··· MATERIAL FOR THIS EXERCISE

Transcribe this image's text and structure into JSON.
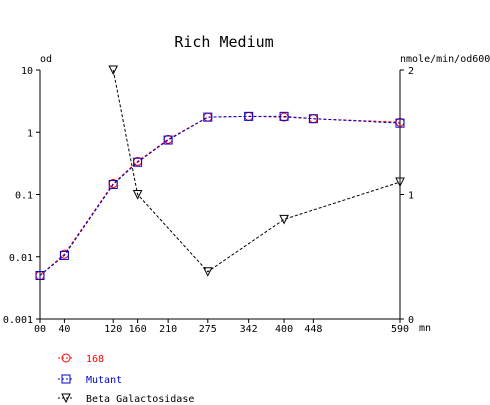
{
  "chart_data": {
    "type": "line",
    "title": "Rich Medium",
    "x_unit": "mn",
    "x_ticks": [
      0,
      40,
      120,
      160,
      210,
      275,
      342,
      400,
      448,
      590
    ],
    "x_tick_labels": [
      "00",
      "40",
      "120",
      "160",
      "210",
      "275",
      "342",
      "400",
      "448",
      "590"
    ],
    "xlim": [
      0,
      590
    ],
    "y_left": {
      "label": "od",
      "scale": "log",
      "lim": [
        0.001,
        10
      ],
      "ticks": [
        10,
        1,
        0.1,
        0.01,
        0.001
      ],
      "tick_labels": [
        "10",
        "1",
        "0.1",
        "0.01",
        "0.001"
      ]
    },
    "y_right": {
      "label": "nmole/min/od600",
      "scale": "linear",
      "lim": [
        0,
        2
      ],
      "ticks": [
        2,
        1,
        0
      ],
      "tick_labels": [
        "2",
        "1",
        "0"
      ]
    },
    "series": [
      {
        "name": "168",
        "axis": "left",
        "color": "#ff0000",
        "marker": "circle",
        "line": "dashed",
        "x": [
          0,
          40,
          120,
          160,
          210,
          275,
          342,
          400,
          448,
          590
        ],
        "values": [
          0.005,
          0.011,
          0.15,
          0.34,
          0.77,
          1.75,
          1.8,
          1.75,
          1.65,
          1.45
        ]
      },
      {
        "name": "Mutant",
        "axis": "left",
        "color": "#0000cc",
        "marker": "square",
        "line": "dashed",
        "x": [
          0,
          40,
          120,
          160,
          210,
          275,
          342,
          400,
          448,
          590
        ],
        "values": [
          0.005,
          0.0105,
          0.145,
          0.33,
          0.75,
          1.75,
          1.8,
          1.8,
          1.65,
          1.4
        ]
      },
      {
        "name": "Beta Galactosidase",
        "axis": "right",
        "color": "#000000",
        "marker": "triangle-down",
        "line": "dashed",
        "x": [
          120,
          160,
          275,
          400,
          590
        ],
        "values": [
          2.0,
          1.0,
          0.38,
          0.8,
          1.1
        ]
      }
    ],
    "legend_position": "bottom-left"
  }
}
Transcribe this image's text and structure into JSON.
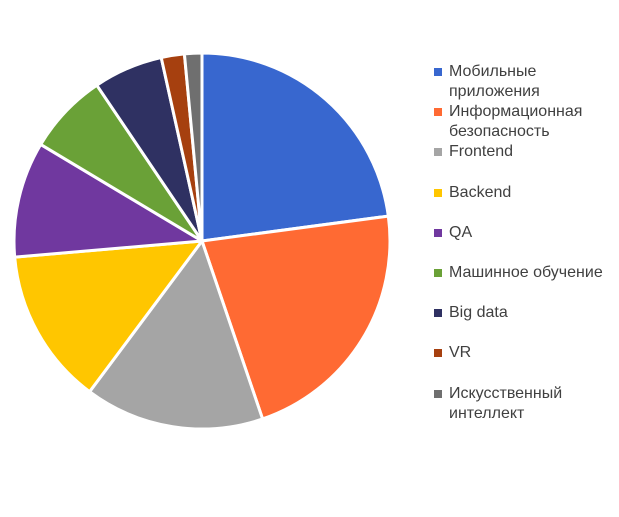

······

> TASK OBJECTIVE
Leave out the pictures, and give all the records again exactly.

> FINISHED EXERCISE
Transcribe this image's text and structure into JSON.
{
  "chart_data": {
    "type": "line",
    "title": "Rich Medium",
    "x_unit": "mn",
    "x_ticks": [
      0,
      40,
      120,
      160,
      210,
      275,
      342,
      400,
      448,
      590
    ],
    "x_tick_labels": [
      "00",
      "40",
      "120",
      "160",
      "210",
      "275",
      "342",
      "400",
      "448",
      "590"
    ],
    "xlim": [
      0,
      590
    ],
    "y_left": {
      "label": "od",
      "scale": "log",
      "lim": [
        0.001,
        10
      ],
      "ticks": [
        10,
        1,
        0.1,
        0.01,
        0.001
      ],
      "tick_labels": [
        "10",
        "1",
        "0.1",
        "0.01",
        "0.001"
      ]
    },
    "y_right": {
      "label": "nmole/min/od600",
      "scale": "linear",
      "lim": [
        0,
        2
      ],
      "ticks": [
        2,
        1,
        0
      ],
      "tick_labels": [
        "2",
        "1",
        "0"
      ]
    },
    "series": [
      {
        "name": "168",
        "axis": "left",
        "color": "#ff0000",
        "marker": "circle",
        "line": "dashed",
        "x": [
          0,
          40,
          120,
          160,
          210,
          275,
          342,
          400,
          448,
          590
        ],
        "values": [
          0.005,
          0.011,
          0.15,
          0.34,
          0.77,
          1.75,
          1.8,
          1.75,
          1.65,
          1.45
        ]
      },
      {
        "name": "Mutant",
        "axis": "left",
        "color": "#0000cc",
        "marker": "square",
        "line": "dashed",
        "x": [
          0,
          40,
          120,
          160,
          210,
          275,
          342,
          400,
          448,
          590
        ],
        "values": [
          0.005,
          0.0105,
          0.145,
          0.33,
          0.75,
          1.75,
          1.8,
          1.8,
          1.65,
          1.4
        ]
      },
      {
        "name": "Beta Galactosidase",
        "axis": "right",
        "color": "#000000",
        "marker": "triangle-down",
        "line": "dashed",
        "x": [
          120,
          160,
          275,
          400,
          590
        ],
        "values": [
          2.0,
          1.0,
          0.38,
          0.8,
          1.1
        ]
      }
    ],
    "legend_position": "bottom-left"
  }
}
Transcribe this image's text and structure into JSON.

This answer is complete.